Across the entries, how many lines have the string "silver" in them? Reply with only a number.

[Stored data entries]
-----
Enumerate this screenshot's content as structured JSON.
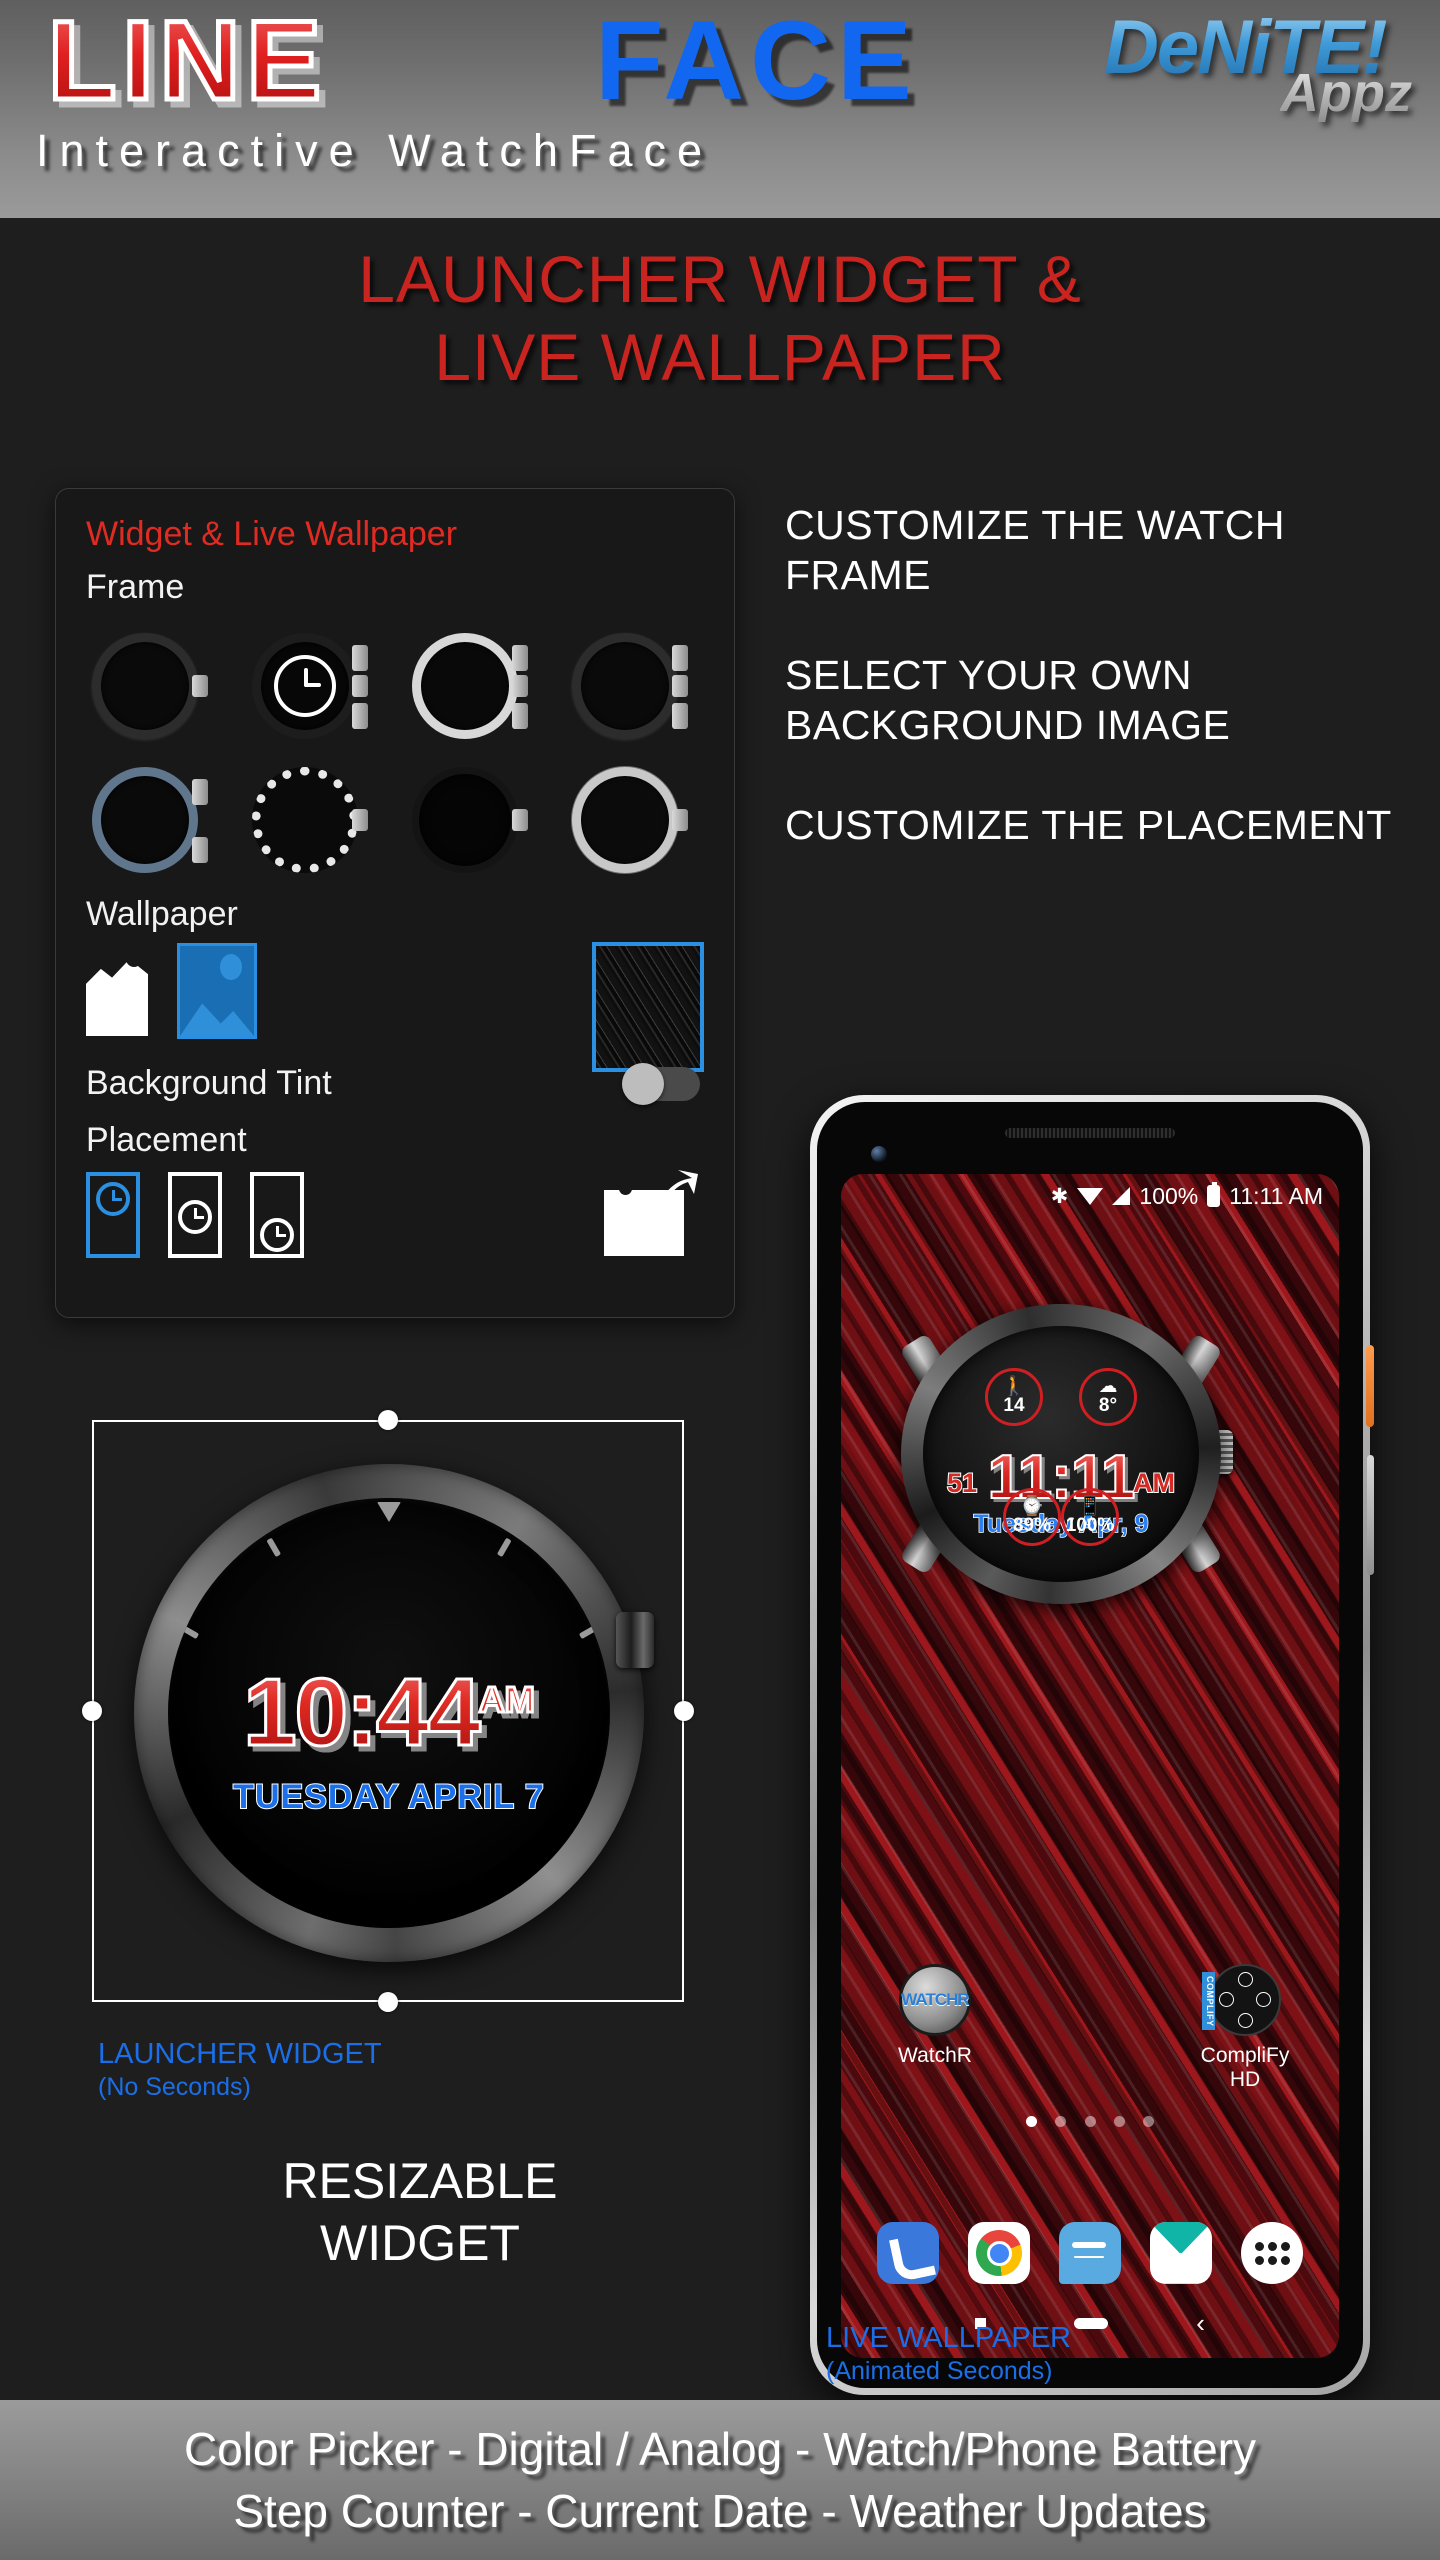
{
  "header": {
    "title_part1": "LINE",
    "title_part2": "FACE",
    "subtitle": "Interactive WatchFace",
    "brand_main": "DeNiTE!",
    "brand_sub": "Appz",
    "colors": {
      "red": "#e02020",
      "blue": "#1267f0",
      "brand_blue": "#3f9ad8"
    }
  },
  "hero": {
    "line1": "LAUNCHER WIDGET &",
    "line2": "LIVE WALLPAPER",
    "color": "#c9241f"
  },
  "settings_panel": {
    "title": "Widget & Live Wallpaper",
    "frame_label": "Frame",
    "frames": [
      {
        "name": "frame-dark-notched",
        "selected": false
      },
      {
        "name": "frame-dark-lugs",
        "selected": true
      },
      {
        "name": "frame-silver-lugs",
        "selected": false
      },
      {
        "name": "frame-black-lugs",
        "selected": false
      },
      {
        "name": "frame-blue-steel",
        "selected": false
      },
      {
        "name": "frame-studded-silver",
        "selected": false
      },
      {
        "name": "frame-plain-black",
        "selected": false
      },
      {
        "name": "frame-knurled-silver",
        "selected": false
      }
    ],
    "wallpaper_label": "Wallpaper",
    "wallpaper_options": [
      {
        "name": "no-image-icon",
        "selected": false
      },
      {
        "name": "pick-image-icon",
        "selected": true
      }
    ],
    "wallpaper_preview": {
      "name": "wallpaper-preview-thumb",
      "selected": true
    },
    "background_tint_label": "Background Tint",
    "background_tint_enabled": false,
    "placement_label": "Placement",
    "placement_options": [
      {
        "name": "placement-top",
        "selected": true
      },
      {
        "name": "placement-middle",
        "selected": false
      },
      {
        "name": "placement-bottom",
        "selected": false
      }
    ],
    "share_image_icon": "share-image-icon"
  },
  "features": [
    "CUSTOMIZE THE WATCH FRAME",
    "SELECT YOUR OWN BACKGROUND IMAGE",
    "CUSTOMIZE THE PLACEMENT"
  ],
  "launcher_widget": {
    "time": "10:44",
    "ampm": "AM",
    "date": "TUESDAY APRIL 7",
    "caption_title": "LAUNCHER WIDGET",
    "caption_sub": "(No Seconds)",
    "resizable_line1": "RESIZABLE",
    "resizable_line2": "WIDGET"
  },
  "phone": {
    "statusbar": {
      "bluetooth": "bluetooth-icon",
      "wifi": "wifi-icon",
      "signal": "signal-icon",
      "battery_percent": "100%",
      "battery": "battery-icon",
      "clock": "11:11 AM"
    },
    "watchface": {
      "steps_icon": "walking-icon",
      "steps_value": "14",
      "weather_icon": "cloud-icon",
      "weather_value": "8°",
      "time": "11:11",
      "seconds": "51",
      "ampm": "AM",
      "date": "Tuesday Apr, 9",
      "watch_battery_icon": "watch-icon",
      "watch_battery_value": "89%",
      "phone_battery_icon": "phone-icon",
      "phone_battery_value": "100%"
    },
    "apps": [
      {
        "label": "WatchR",
        "icon": "watchr-icon"
      },
      {
        "label": "CompliFy HD",
        "icon": "complify-icon"
      }
    ],
    "page_dots": {
      "count": 5,
      "active_index": 0
    },
    "dock": [
      {
        "name": "phone-app-icon"
      },
      {
        "name": "chrome-app-icon"
      },
      {
        "name": "messages-app-icon"
      },
      {
        "name": "email-app-icon"
      },
      {
        "name": "app-drawer-icon"
      }
    ],
    "navbar": [
      {
        "name": "nav-recents-button"
      },
      {
        "name": "nav-home-button"
      },
      {
        "name": "nav-back-button"
      }
    ],
    "caption_title": "LIVE WALLPAPER",
    "caption_sub": "(Animated Seconds)"
  },
  "footer": {
    "line1": "Color Picker - Digital / Analog - Watch/Phone Battery",
    "line2": "Step Counter - Current Date - Weather Updates"
  }
}
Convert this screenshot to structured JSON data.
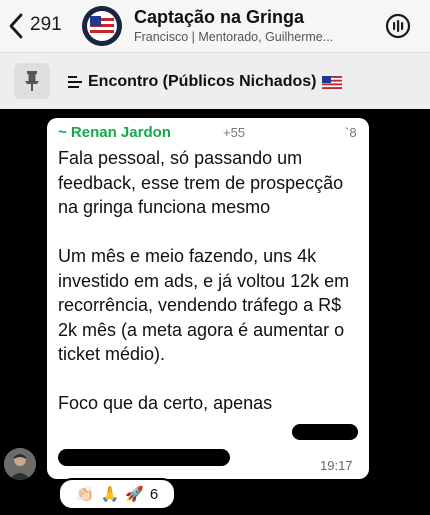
{
  "header": {
    "back_count": "291",
    "title": "Captação na Gringa",
    "subtitle": "Francisco | Mentorado, Guilherme..."
  },
  "pinned": {
    "title": "Encontro (Públicos Nichados)"
  },
  "message": {
    "sender": "~ Renan Jardon",
    "phone_prefix": "+55",
    "phone_suffix": "`8",
    "paragraph1": "Fala pessoal, só passando um feedback, esse trem de prospecção na gringa funciona mesmo",
    "paragraph2": "Um mês e meio fazendo, uns 4k investido em ads, e já voltou 12k em recorrência, vendendo tráfego a R$ 2k mês (a meta agora é aumentar o ticket médio).",
    "paragraph3": "Foco que da certo, apenas",
    "time": "19:17"
  },
  "reactions": {
    "emoji1": "👏🏻",
    "emoji2": "🙏",
    "emoji3": "🚀",
    "count": "6"
  },
  "colors": {
    "sender": "#17a84a",
    "header_bg": "#f6f6f6",
    "chat_bg": "#000000"
  }
}
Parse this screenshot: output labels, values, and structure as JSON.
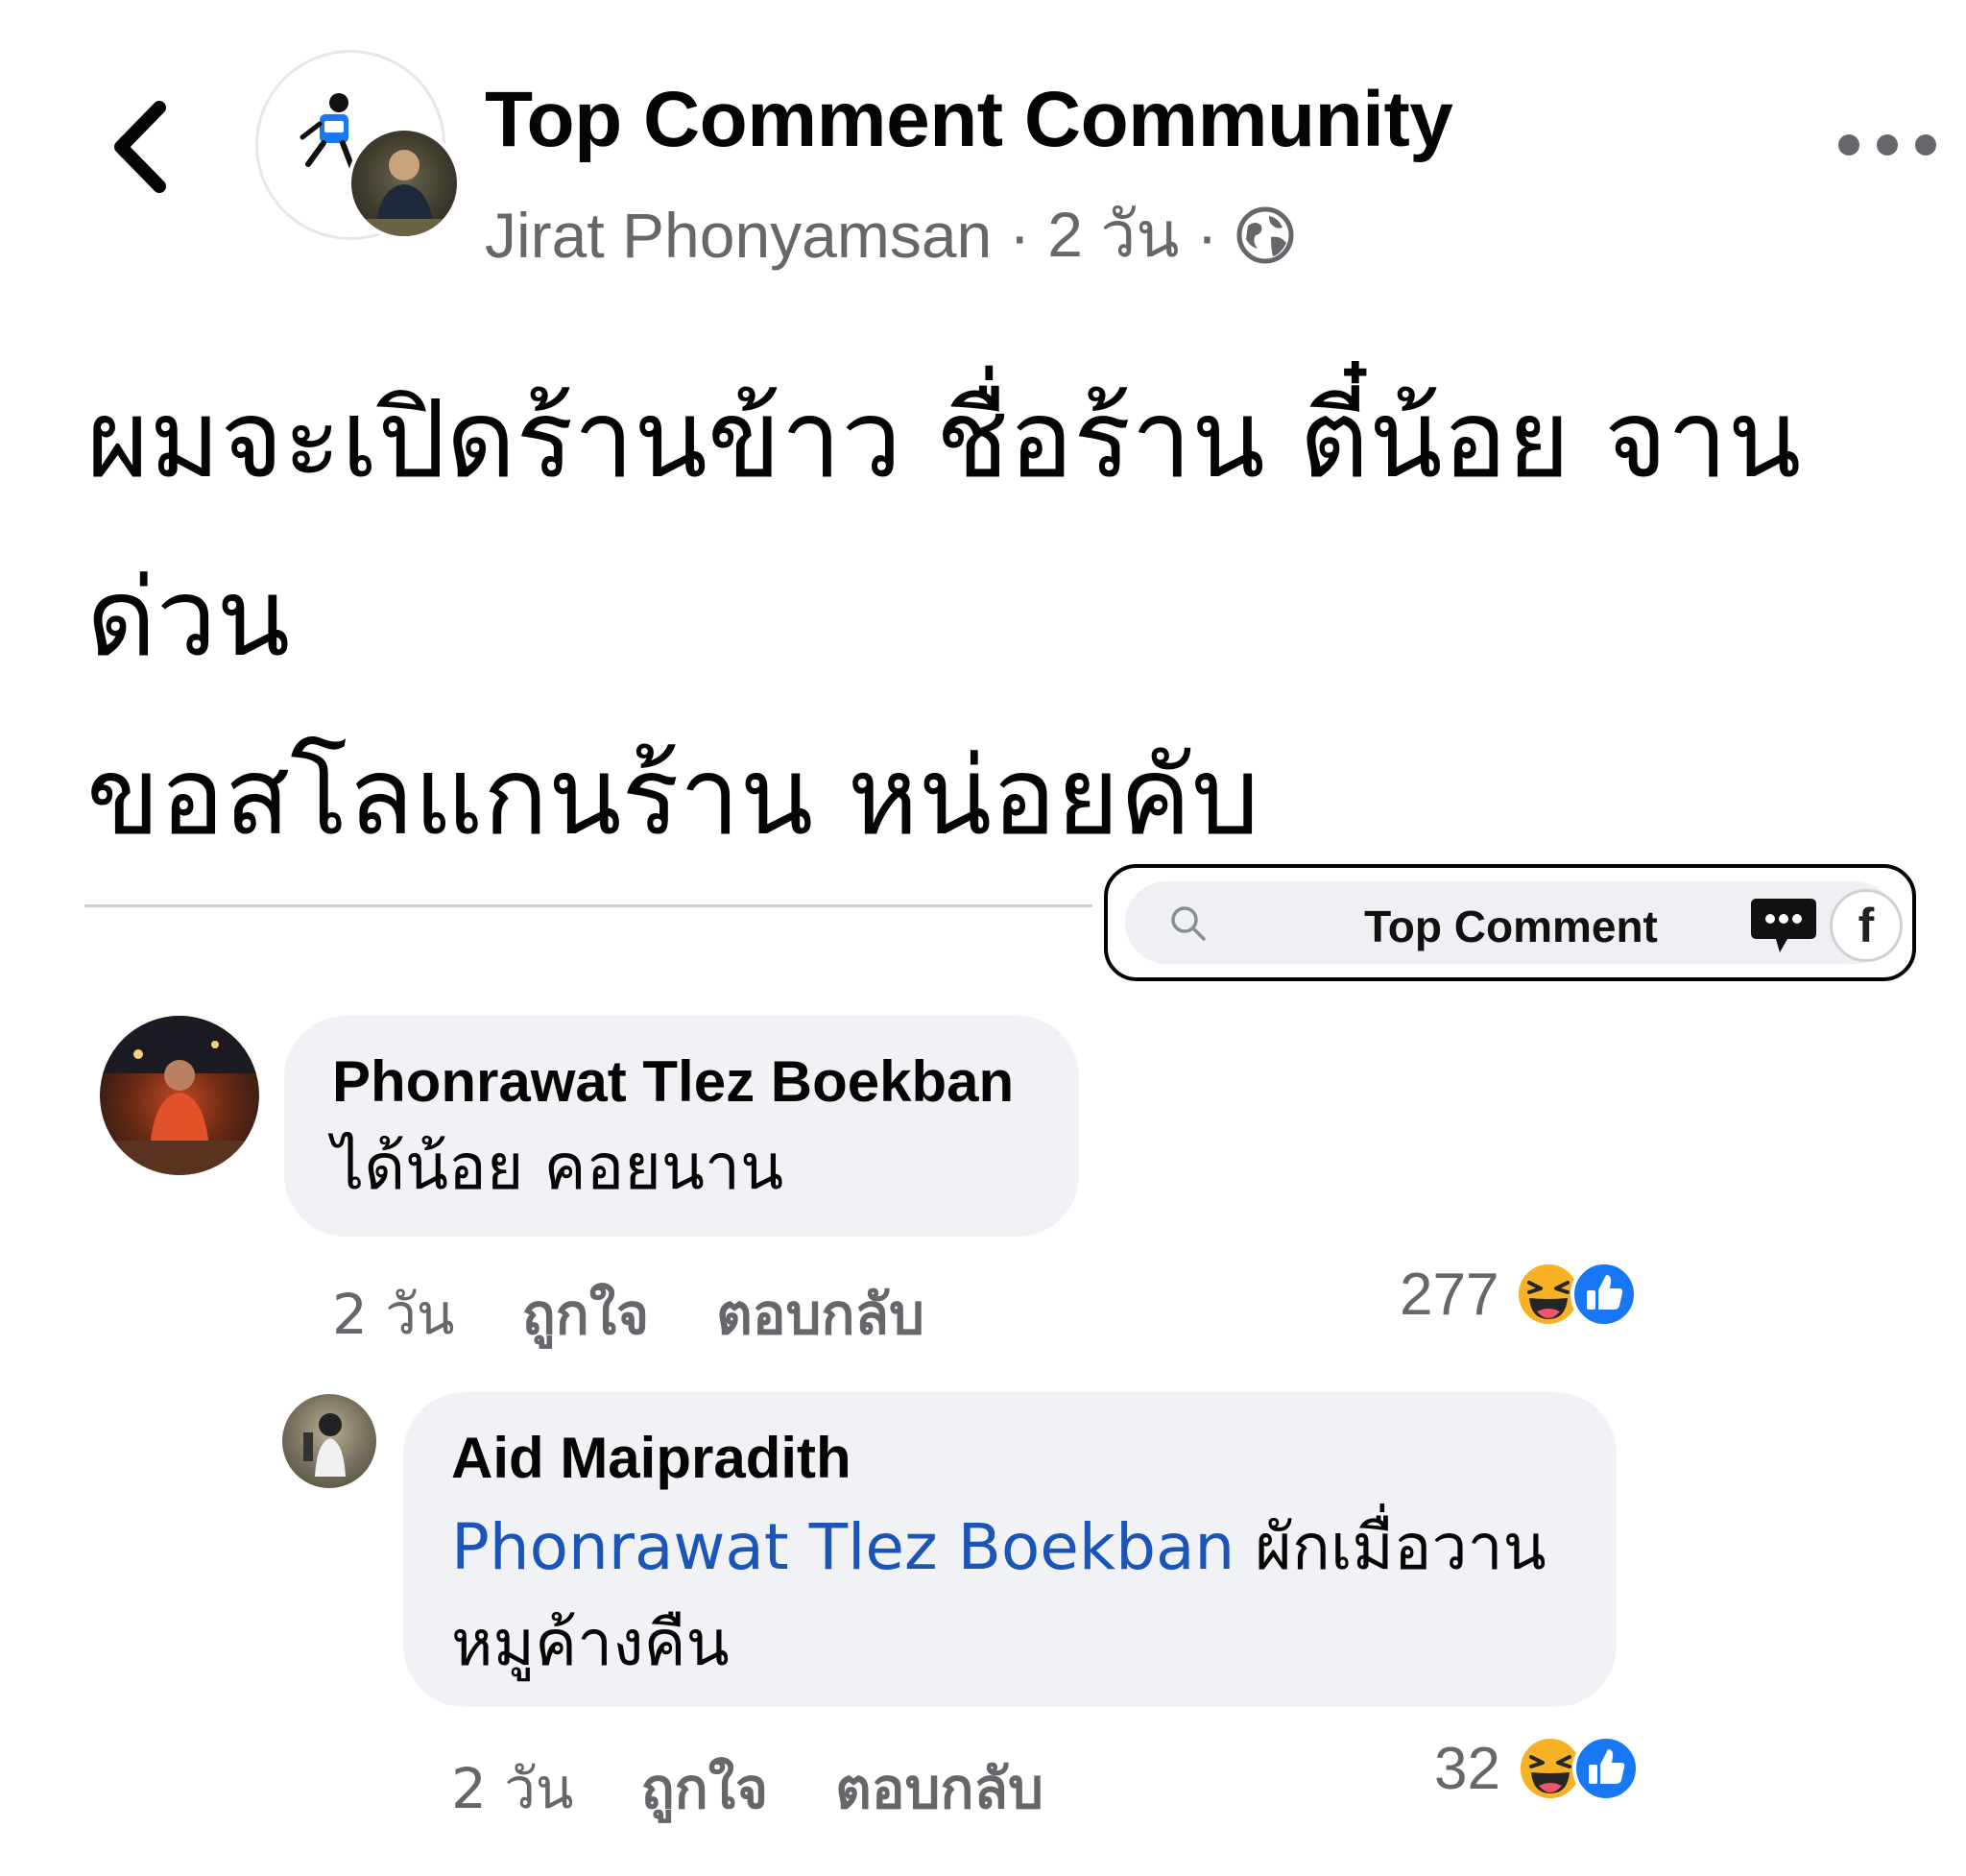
{
  "header": {
    "group_name": "Top Comment Community",
    "poster_name": "Jirat Phonyamsan",
    "separator": "·",
    "time": "2 วัน"
  },
  "post": {
    "lines": [
      "ผมจะเปิดร้านข้าว ชื่อร้าน ตี๋น้อย จาน",
      "ด่วน",
      "ขอสโลแกนร้าน หน่อยคับ"
    ]
  },
  "watermark": {
    "text": "Top Comment",
    "fb_letter": "f"
  },
  "comments": [
    {
      "author": "Phonrawat Tlez Boekban",
      "text": "ได้น้อย คอยนาน",
      "time": "2 วัน",
      "like_label": "ถูกใจ",
      "reply_label": "ตอบกลับ",
      "reaction_count": "277"
    },
    {
      "author": "Aid Maipradith",
      "mention": "Phonrawat Tlez Boekban",
      "text_after_mention": " ผักเมื่อวาน",
      "text_line2": "หมูค้างคืน",
      "time": "2 วัน",
      "like_label": "ถูกใจ",
      "reply_label": "ตอบกลับ",
      "reaction_count": "32"
    }
  ],
  "colors": {
    "mention": "#1c55b8",
    "like_blue": "#1877f2",
    "haha_yellow": "#f7b125",
    "bubble": "#f0f2f5",
    "meta_gray": "#65676b"
  },
  "icons": [
    "back-chevron-icon",
    "globe-icon",
    "more-dots-icon",
    "search-icon",
    "chat-bubble-icon",
    "facebook-icon",
    "haha-reaction-icon",
    "like-reaction-icon"
  ]
}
-----
OUTPUT OF THE TASK: 3